## EXERCISE INSTRUCTIONS
Repeat each entry in full, exactly.

## MATERIAL TO PROCESS
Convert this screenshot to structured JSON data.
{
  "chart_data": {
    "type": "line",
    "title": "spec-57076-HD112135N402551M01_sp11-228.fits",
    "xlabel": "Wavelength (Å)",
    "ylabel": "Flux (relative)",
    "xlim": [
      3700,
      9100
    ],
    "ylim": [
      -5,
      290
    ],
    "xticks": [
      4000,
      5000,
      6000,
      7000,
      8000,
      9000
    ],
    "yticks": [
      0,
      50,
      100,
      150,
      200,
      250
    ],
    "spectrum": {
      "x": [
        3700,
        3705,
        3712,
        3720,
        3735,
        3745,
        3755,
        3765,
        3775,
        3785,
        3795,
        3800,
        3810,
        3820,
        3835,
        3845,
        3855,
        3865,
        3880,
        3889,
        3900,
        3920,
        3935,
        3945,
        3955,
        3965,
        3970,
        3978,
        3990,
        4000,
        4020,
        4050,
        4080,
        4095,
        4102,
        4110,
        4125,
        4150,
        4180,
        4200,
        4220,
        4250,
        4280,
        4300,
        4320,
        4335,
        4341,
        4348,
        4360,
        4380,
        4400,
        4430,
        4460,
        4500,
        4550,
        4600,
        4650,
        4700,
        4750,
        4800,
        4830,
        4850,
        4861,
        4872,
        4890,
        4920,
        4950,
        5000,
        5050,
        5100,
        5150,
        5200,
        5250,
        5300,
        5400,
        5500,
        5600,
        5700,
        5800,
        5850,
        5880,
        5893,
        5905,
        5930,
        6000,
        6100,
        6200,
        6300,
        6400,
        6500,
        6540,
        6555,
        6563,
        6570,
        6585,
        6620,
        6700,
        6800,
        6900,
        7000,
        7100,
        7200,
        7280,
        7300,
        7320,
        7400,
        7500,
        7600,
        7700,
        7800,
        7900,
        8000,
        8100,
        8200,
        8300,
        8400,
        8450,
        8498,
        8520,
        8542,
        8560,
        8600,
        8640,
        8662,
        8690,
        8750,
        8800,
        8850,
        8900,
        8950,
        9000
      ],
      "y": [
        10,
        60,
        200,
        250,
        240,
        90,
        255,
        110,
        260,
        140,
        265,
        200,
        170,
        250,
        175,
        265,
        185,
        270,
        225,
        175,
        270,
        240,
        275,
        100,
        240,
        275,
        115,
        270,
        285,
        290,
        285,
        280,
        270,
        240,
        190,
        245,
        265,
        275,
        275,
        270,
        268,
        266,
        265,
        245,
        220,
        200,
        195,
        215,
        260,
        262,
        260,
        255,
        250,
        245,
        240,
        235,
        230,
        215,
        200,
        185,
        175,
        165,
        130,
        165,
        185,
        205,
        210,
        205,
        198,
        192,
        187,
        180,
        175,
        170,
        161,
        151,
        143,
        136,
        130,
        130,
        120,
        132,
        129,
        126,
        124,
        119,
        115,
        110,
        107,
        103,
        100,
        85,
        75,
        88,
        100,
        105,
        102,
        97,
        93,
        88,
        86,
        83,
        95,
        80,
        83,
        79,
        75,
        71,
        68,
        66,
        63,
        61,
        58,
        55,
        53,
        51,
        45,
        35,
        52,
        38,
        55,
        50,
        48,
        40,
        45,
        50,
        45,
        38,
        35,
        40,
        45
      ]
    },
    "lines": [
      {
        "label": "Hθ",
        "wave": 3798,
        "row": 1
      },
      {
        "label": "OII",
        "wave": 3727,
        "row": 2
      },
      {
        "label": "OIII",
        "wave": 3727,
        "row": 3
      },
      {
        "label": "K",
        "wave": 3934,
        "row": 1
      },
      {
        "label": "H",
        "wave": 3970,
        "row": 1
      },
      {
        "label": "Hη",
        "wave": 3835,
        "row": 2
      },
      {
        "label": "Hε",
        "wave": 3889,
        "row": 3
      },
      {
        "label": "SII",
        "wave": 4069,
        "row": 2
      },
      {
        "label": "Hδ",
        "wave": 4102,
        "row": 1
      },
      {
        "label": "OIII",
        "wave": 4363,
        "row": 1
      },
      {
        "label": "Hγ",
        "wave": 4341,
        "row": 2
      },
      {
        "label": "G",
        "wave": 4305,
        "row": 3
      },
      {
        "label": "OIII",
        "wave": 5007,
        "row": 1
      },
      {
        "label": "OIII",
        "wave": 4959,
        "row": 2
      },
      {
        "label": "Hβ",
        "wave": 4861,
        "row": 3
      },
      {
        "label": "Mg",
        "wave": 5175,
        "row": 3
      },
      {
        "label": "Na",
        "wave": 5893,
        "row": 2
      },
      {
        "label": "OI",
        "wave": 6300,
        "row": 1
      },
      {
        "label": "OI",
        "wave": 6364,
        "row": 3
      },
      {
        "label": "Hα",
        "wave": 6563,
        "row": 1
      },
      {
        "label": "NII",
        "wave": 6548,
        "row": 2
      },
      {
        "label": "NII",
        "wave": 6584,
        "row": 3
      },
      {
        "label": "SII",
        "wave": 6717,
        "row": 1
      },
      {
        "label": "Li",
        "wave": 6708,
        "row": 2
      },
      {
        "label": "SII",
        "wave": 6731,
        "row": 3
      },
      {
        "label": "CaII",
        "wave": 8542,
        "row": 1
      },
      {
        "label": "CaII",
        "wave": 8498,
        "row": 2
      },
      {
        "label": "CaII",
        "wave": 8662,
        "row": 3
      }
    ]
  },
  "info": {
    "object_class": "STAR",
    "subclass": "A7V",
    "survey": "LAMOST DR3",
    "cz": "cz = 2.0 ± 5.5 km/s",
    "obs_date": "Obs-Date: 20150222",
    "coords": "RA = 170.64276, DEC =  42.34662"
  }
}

## ANSWER
Convert this screenshot to structured JSON data.
{
  "chart_data": {
    "type": "line",
    "title": "spec-57076-HD112135N402551M01_sp11-228.fits",
    "xlabel": "Wavelength (Å)",
    "ylabel": "Flux (relative)",
    "xlim": [
      3700,
      9100
    ],
    "ylim": [
      -5,
      290
    ],
    "xticks": [
      4000,
      5000,
      6000,
      7000,
      8000,
      9000
    ],
    "yticks": [
      0,
      50,
      100,
      150,
      200,
      250
    ],
    "spectrum": {
      "x": [
        3700,
        3705,
        3712,
        3720,
        3735,
        3745,
        3755,
        3765,
        3775,
        3785,
        3795,
        3800,
        3810,
        3820,
        3835,
        3845,
        3855,
        3865,
        3880,
        3889,
        3900,
        3920,
        3935,
        3945,
        3955,
        3965,
        3970,
        3978,
        3990,
        4000,
        4020,
        4050,
        4080,
        4095,
        4102,
        4110,
        4125,
        4150,
        4180,
        4200,
        4220,
        4250,
        4280,
        4300,
        4320,
        4335,
        4341,
        4348,
        4360,
        4380,
        4400,
        4430,
        4460,
        4500,
        4550,
        4600,
        4650,
        4700,
        4750,
        4800,
        4830,
        4850,
        4861,
        4872,
        4890,
        4920,
        4950,
        5000,
        5050,
        5100,
        5150,
        5200,
        5250,
        5300,
        5400,
        5500,
        5600,
        5700,
        5800,
        5850,
        5880,
        5893,
        5905,
        5930,
        6000,
        6100,
        6200,
        6300,
        6400,
        6500,
        6540,
        6555,
        6563,
        6570,
        6585,
        6620,
        6700,
        6800,
        6900,
        7000,
        7100,
        7200,
        7280,
        7300,
        7320,
        7400,
        7500,
        7600,
        7700,
        7800,
        7900,
        8000,
        8100,
        8200,
        8300,
        8400,
        8450,
        8498,
        8520,
        8542,
        8560,
        8600,
        8640,
        8662,
        8690,
        8750,
        8800,
        8850,
        8900,
        8950,
        9000
      ],
      "y": [
        10,
        60,
        200,
        250,
        240,
        90,
        255,
        110,
        260,
        140,
        265,
        200,
        170,
        250,
        175,
        265,
        185,
        270,
        225,
        175,
        270,
        240,
        275,
        100,
        240,
        275,
        115,
        270,
        285,
        290,
        285,
        280,
        270,
        240,
        190,
        245,
        265,
        275,
        275,
        270,
        268,
        266,
        265,
        245,
        220,
        200,
        195,
        215,
        260,
        262,
        260,
        255,
        250,
        245,
        240,
        235,
        230,
        215,
        200,
        185,
        175,
        165,
        130,
        165,
        185,
        205,
        210,
        205,
        198,
        192,
        187,
        180,
        175,
        170,
        161,
        151,
        143,
        136,
        130,
        130,
        120,
        132,
        129,
        126,
        124,
        119,
        115,
        110,
        107,
        103,
        100,
        85,
        75,
        88,
        100,
        105,
        102,
        97,
        93,
        88,
        86,
        83,
        95,
        80,
        83,
        79,
        75,
        71,
        68,
        66,
        63,
        61,
        58,
        55,
        53,
        51,
        45,
        35,
        52,
        38,
        55,
        50,
        48,
        40,
        45,
        50,
        45,
        38,
        35,
        40,
        45
      ]
    },
    "lines": [
      {
        "label": "Hθ",
        "wave": 3798,
        "row": 1
      },
      {
        "label": "OII",
        "wave": 3727,
        "row": 2
      },
      {
        "label": "OIII",
        "wave": 3727,
        "row": 3
      },
      {
        "label": "K",
        "wave": 3934,
        "row": 1
      },
      {
        "label": "H",
        "wave": 3970,
        "row": 1
      },
      {
        "label": "Hη",
        "wave": 3835,
        "row": 2
      },
      {
        "label": "Hε",
        "wave": 3889,
        "row": 3
      },
      {
        "label": "SII",
        "wave": 4069,
        "row": 2
      },
      {
        "label": "Hδ",
        "wave": 4102,
        "row": 1
      },
      {
        "label": "OIII",
        "wave": 4363,
        "row": 1
      },
      {
        "label": "Hγ",
        "wave": 4341,
        "row": 2
      },
      {
        "label": "G",
        "wave": 4305,
        "row": 3
      },
      {
        "label": "OIII",
        "wave": 5007,
        "row": 1
      },
      {
        "label": "OIII",
        "wave": 4959,
        "row": 2
      },
      {
        "label": "Hβ",
        "wave": 4861,
        "row": 3
      },
      {
        "label": "Mg",
        "wave": 5175,
        "row": 3
      },
      {
        "label": "Na",
        "wave": 5893,
        "row": 2
      },
      {
        "label": "OI",
        "wave": 6300,
        "row": 1
      },
      {
        "label": "OI",
        "wave": 6364,
        "row": 3
      },
      {
        "label": "Hα",
        "wave": 6563,
        "row": 1
      },
      {
        "label": "NII",
        "wave": 6548,
        "row": 2
      },
      {
        "label": "NII",
        "wave": 6584,
        "row": 3
      },
      {
        "label": "SII",
        "wave": 6717,
        "row": 1
      },
      {
        "label": "Li",
        "wave": 6708,
        "row": 2
      },
      {
        "label": "SII",
        "wave": 6731,
        "row": 3
      },
      {
        "label": "CaII",
        "wave": 8542,
        "row": 1
      },
      {
        "label": "CaII",
        "wave": 8498,
        "row": 2
      },
      {
        "label": "CaII",
        "wave": 8662,
        "row": 3
      }
    ]
  },
  "info": {
    "object_class": "STAR",
    "subclass": "A7V",
    "survey": "LAMOST DR3",
    "cz": "cz = 2.0 ± 5.5 km/s",
    "obs_date": "Obs-Date: 20150222",
    "coords": "RA = 170.64276, DEC =  42.34662"
  }
}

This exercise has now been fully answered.